Part of a data file:
######
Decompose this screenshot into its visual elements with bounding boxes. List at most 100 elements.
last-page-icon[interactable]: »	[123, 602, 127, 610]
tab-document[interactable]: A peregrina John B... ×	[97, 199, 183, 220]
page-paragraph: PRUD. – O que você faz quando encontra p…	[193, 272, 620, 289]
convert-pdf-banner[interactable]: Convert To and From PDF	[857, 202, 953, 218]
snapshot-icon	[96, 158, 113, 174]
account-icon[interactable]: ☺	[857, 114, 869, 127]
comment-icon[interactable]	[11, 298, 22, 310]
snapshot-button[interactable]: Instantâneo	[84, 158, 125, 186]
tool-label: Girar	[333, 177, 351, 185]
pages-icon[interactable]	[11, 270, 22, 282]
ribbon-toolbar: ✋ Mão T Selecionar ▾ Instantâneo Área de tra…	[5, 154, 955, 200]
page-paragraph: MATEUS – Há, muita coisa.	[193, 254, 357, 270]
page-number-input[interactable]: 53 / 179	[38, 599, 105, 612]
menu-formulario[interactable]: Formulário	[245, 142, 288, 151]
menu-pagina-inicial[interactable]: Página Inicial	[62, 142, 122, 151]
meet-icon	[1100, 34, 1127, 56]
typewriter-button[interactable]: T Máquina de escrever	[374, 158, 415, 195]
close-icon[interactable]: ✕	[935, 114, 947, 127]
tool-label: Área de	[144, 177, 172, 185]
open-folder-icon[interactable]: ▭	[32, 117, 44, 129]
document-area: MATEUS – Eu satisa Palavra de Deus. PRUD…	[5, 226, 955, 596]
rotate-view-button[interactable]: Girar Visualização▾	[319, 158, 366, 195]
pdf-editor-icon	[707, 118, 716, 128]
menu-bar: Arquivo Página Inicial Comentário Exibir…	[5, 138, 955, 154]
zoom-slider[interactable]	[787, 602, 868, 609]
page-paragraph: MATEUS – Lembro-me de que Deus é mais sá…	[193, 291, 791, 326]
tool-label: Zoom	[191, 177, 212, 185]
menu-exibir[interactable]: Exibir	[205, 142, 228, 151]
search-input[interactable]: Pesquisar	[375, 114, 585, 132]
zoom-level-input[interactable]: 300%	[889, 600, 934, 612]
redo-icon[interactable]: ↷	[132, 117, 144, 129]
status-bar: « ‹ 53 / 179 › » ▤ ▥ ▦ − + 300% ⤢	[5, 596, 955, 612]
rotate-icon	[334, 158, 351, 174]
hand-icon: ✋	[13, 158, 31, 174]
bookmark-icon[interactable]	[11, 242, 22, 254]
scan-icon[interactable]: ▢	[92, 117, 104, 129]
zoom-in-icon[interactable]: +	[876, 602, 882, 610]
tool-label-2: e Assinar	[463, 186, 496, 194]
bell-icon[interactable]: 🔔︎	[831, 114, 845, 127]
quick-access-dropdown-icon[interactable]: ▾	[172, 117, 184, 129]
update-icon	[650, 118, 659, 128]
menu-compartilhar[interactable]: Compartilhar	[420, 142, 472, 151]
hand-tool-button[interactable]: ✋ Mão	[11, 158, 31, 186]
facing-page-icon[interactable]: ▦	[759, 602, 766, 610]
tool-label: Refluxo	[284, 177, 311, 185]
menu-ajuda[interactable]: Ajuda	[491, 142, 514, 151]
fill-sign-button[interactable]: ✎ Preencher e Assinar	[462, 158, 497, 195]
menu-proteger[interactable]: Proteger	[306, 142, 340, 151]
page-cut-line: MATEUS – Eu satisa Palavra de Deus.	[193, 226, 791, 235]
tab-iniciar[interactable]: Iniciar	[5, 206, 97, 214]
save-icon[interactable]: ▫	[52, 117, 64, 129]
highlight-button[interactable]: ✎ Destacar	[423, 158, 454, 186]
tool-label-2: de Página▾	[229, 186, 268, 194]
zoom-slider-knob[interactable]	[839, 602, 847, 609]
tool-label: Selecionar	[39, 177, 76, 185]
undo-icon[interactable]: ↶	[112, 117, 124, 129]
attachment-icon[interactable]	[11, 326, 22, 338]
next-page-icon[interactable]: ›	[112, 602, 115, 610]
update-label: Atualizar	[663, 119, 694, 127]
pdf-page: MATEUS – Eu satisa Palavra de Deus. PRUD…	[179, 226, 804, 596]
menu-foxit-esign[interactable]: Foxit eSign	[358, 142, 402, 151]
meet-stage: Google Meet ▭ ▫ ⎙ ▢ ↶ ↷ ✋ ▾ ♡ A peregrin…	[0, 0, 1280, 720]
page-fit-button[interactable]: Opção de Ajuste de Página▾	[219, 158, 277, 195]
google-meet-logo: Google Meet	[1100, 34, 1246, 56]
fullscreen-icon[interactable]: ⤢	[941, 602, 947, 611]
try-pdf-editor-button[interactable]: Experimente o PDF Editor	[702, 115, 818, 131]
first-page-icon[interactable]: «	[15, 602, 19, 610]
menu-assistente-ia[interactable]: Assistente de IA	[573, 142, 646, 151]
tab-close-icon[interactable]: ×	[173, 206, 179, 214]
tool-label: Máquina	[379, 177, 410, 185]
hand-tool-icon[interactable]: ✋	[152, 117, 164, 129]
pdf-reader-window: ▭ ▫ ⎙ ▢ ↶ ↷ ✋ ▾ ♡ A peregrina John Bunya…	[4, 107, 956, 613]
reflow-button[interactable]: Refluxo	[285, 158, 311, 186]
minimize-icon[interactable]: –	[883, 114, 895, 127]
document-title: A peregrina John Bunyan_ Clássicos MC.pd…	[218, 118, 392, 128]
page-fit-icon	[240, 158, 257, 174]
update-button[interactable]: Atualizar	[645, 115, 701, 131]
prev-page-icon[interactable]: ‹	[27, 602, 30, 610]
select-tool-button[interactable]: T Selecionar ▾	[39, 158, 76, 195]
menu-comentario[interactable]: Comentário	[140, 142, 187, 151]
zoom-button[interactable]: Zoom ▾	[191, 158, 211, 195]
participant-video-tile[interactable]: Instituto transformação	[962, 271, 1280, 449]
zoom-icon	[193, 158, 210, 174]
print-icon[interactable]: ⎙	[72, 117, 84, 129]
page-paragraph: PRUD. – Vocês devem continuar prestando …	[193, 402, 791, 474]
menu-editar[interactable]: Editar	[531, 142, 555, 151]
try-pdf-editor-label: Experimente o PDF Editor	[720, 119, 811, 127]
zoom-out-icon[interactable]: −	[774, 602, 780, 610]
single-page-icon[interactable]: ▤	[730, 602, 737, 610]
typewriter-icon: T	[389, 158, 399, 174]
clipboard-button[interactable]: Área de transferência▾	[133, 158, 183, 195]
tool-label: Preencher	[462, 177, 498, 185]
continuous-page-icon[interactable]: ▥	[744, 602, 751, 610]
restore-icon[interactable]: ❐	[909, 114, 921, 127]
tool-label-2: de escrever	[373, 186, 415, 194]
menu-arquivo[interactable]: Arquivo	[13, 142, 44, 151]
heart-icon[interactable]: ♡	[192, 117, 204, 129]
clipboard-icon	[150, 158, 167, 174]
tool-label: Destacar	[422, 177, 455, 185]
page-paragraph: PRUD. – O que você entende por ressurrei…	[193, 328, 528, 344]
######
-- The exercise --
Return all of the lines above verbatim, with no changes.

-- Task solution --
Decompose this screenshot into its visual elements with bounding boxes. List at most 100 elements.
last-page-icon[interactable]: »	[123, 602, 127, 610]
tab-document[interactable]: A peregrina John B... ×	[97, 199, 183, 220]
page-paragraph: PRUD. – O que você faz quando encontra p…	[193, 272, 620, 289]
convert-pdf-banner[interactable]: Convert To and From PDF	[857, 202, 953, 218]
snapshot-icon	[96, 158, 113, 174]
account-icon[interactable]: ☺	[857, 114, 869, 127]
comment-icon[interactable]	[11, 298, 22, 310]
snapshot-button[interactable]: Instantâneo	[84, 158, 125, 186]
tool-label: Girar	[333, 177, 351, 185]
pages-icon[interactable]	[11, 270, 22, 282]
ribbon-toolbar: ✋ Mão T Selecionar ▾ Instantâneo Área de tra…	[5, 154, 955, 200]
page-paragraph: MATEUS – Há, muita coisa.	[193, 254, 357, 270]
page-number-input[interactable]: 53 / 179	[38, 599, 105, 612]
menu-formulario[interactable]: Formulário	[245, 142, 288, 151]
menu-pagina-inicial[interactable]: Página Inicial	[62, 142, 122, 151]
meet-icon	[1100, 34, 1127, 56]
typewriter-button[interactable]: T Máquina de escrever	[374, 158, 415, 195]
close-icon[interactable]: ✕	[935, 114, 947, 127]
tool-label: Área de	[144, 177, 172, 185]
open-folder-icon[interactable]: ▭	[32, 117, 44, 129]
document-area: MATEUS – Eu satisa Palavra de Deus. PRUD…	[5, 226, 955, 596]
rotate-view-button[interactable]: Girar Visualização▾	[319, 158, 366, 195]
pdf-editor-icon	[707, 118, 716, 128]
menu-bar: Arquivo Página Inicial Comentário Exibir…	[5, 138, 955, 154]
zoom-slider[interactable]	[787, 602, 868, 609]
page-paragraph: MATEUS – Lembro-me de que Deus é mais sá…	[193, 291, 791, 326]
tool-label: Zoom	[191, 177, 212, 185]
menu-exibir[interactable]: Exibir	[205, 142, 228, 151]
search-input[interactable]: Pesquisar	[375, 114, 585, 132]
zoom-level-input[interactable]: 300%	[889, 600, 934, 612]
redo-icon[interactable]: ↷	[132, 117, 144, 129]
status-bar: « ‹ 53 / 179 › » ▤ ▥ ▦ − + 300% ⤢	[5, 596, 955, 612]
rotate-icon	[334, 158, 351, 174]
hand-icon: ✋	[13, 158, 31, 174]
bookmark-icon[interactable]	[11, 242, 22, 254]
scan-icon[interactable]: ▢	[92, 117, 104, 129]
zoom-in-icon[interactable]: +	[876, 602, 882, 610]
tool-label-2: e Assinar	[463, 186, 496, 194]
bell-icon[interactable]: 🔔︎	[831, 114, 845, 127]
quick-access-dropdown-icon[interactable]: ▾	[172, 117, 184, 129]
update-icon	[650, 118, 659, 128]
menu-compartilhar[interactable]: Compartilhar	[420, 142, 472, 151]
hand-tool-button[interactable]: ✋ Mão	[11, 158, 31, 186]
facing-page-icon[interactable]: ▦	[759, 602, 766, 610]
tool-label: Refluxo	[284, 177, 311, 185]
menu-ajuda[interactable]: Ajuda	[491, 142, 514, 151]
fill-sign-button[interactable]: ✎ Preencher e Assinar	[462, 158, 497, 195]
menu-proteger[interactable]: Proteger	[306, 142, 340, 151]
page-cut-line: MATEUS – Eu satisa Palavra de Deus.	[193, 226, 791, 235]
tab-iniciar[interactable]: Iniciar	[5, 206, 97, 214]
save-icon[interactable]: ▫	[52, 117, 64, 129]
highlight-button[interactable]: ✎ Destacar	[423, 158, 454, 186]
tool-label-2: de Página▾	[229, 186, 268, 194]
zoom-slider-knob[interactable]	[839, 602, 847, 609]
tool-label: Selecionar	[39, 177, 76, 185]
undo-icon[interactable]: ↶	[112, 117, 124, 129]
attachment-icon[interactable]	[11, 326, 22, 338]
next-page-icon[interactable]: ›	[112, 602, 115, 610]
update-label: Atualizar	[663, 119, 694, 127]
pdf-page: MATEUS – Eu satisa Palavra de Deus. PRUD…	[179, 226, 804, 596]
menu-foxit-esign[interactable]: Foxit eSign	[358, 142, 402, 151]
meet-stage: Google Meet ▭ ▫ ⎙ ▢ ↶ ↷ ✋ ▾ ♡ A peregrin…	[0, 0, 1280, 720]
page-fit-button[interactable]: Opção de Ajuste de Página▾	[219, 158, 277, 195]
google-meet-logo: Google Meet	[1100, 34, 1246, 56]
fullscreen-icon[interactable]: ⤢	[941, 602, 947, 611]
try-pdf-editor-button[interactable]: Experimente o PDF Editor	[702, 115, 818, 131]
first-page-icon[interactable]: «	[15, 602, 19, 610]
menu-assistente-ia[interactable]: Assistente de IA	[573, 142, 646, 151]
tab-close-icon[interactable]: ×	[173, 206, 179, 214]
tool-label: Máquina	[379, 177, 410, 185]
hand-tool-icon[interactable]: ✋	[152, 117, 164, 129]
pdf-reader-window: ▭ ▫ ⎙ ▢ ↶ ↷ ✋ ▾ ♡ A peregrina John Bunya…	[4, 107, 956, 613]
reflow-button[interactable]: Refluxo	[285, 158, 311, 186]
minimize-icon[interactable]: –	[883, 114, 895, 127]
document-title: A peregrina John Bunyan_ Clássicos MC.pd…	[218, 118, 392, 128]
page-fit-icon	[240, 158, 257, 174]
update-button[interactable]: Atualizar	[645, 115, 701, 131]
prev-page-icon[interactable]: ‹	[27, 602, 30, 610]
select-tool-button[interactable]: T Selecionar ▾	[39, 158, 76, 195]
menu-comentario[interactable]: Comentário	[140, 142, 187, 151]
zoom-button[interactable]: Zoom ▾	[191, 158, 211, 195]
participant-video-tile[interactable]: Instituto transformação	[962, 271, 1280, 449]
zoom-icon	[193, 158, 210, 174]
print-icon[interactable]: ⎙	[72, 117, 84, 129]
page-paragraph: PRUD. – Vocês devem continuar prestando …	[193, 402, 791, 474]
menu-editar[interactable]: Editar	[531, 142, 555, 151]
try-pdf-editor-label: Experimente o PDF Editor	[720, 119, 811, 127]
zoom-out-icon[interactable]: −	[774, 602, 780, 610]
single-page-icon[interactable]: ▤	[730, 602, 737, 610]
typewriter-icon: T	[389, 158, 399, 174]
clipboard-button[interactable]: Área de transferência▾	[133, 158, 183, 195]
tool-label: Preencher	[462, 177, 498, 185]
continuous-page-icon[interactable]: ▥	[744, 602, 751, 610]
restore-icon[interactable]: ❐	[909, 114, 921, 127]
tool-label-2: de escrever	[373, 186, 415, 194]
menu-arquivo[interactable]: Arquivo	[13, 142, 44, 151]
heart-icon[interactable]: ♡	[192, 117, 204, 129]
clipboard-icon	[150, 158, 167, 174]
tool-label: Destacar	[422, 177, 455, 185]
page-paragraph: PRUD. – O que você entende por ressurrei…	[193, 328, 528, 344]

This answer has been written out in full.